Data entries:
===============
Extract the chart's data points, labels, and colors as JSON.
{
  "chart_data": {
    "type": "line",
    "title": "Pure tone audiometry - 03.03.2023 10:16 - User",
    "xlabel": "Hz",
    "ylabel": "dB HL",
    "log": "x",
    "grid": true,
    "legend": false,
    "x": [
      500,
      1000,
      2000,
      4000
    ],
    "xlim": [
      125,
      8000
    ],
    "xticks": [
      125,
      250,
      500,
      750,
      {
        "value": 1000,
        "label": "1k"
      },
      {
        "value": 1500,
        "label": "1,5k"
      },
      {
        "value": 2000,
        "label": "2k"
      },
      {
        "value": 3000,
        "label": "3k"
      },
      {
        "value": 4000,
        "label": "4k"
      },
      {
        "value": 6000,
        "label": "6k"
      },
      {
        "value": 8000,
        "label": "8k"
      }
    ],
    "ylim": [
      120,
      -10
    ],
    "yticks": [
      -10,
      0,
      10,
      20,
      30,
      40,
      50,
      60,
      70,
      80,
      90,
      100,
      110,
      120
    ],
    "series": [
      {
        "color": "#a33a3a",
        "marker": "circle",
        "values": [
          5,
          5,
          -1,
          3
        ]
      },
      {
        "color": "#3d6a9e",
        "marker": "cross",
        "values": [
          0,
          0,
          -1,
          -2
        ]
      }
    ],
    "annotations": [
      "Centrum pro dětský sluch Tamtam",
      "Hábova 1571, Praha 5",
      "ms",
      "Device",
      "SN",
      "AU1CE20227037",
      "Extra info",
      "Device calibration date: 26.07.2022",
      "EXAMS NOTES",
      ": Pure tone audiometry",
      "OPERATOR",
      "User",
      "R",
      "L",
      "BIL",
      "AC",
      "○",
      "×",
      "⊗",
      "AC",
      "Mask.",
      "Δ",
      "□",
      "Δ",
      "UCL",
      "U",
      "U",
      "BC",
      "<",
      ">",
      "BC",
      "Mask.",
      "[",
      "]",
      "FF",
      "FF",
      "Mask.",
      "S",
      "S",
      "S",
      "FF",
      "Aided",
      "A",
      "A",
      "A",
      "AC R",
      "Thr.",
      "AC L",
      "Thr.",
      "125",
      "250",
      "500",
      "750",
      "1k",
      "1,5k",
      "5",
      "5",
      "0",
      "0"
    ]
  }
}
===============
WHAT TO PRODUCE:
Select every line of the material above holding the word "User" and copy it.

EXERCISE RESPONSE:
    "title": "Pure tone audiometry - 03.03.2023 10:16 - User",
      "User",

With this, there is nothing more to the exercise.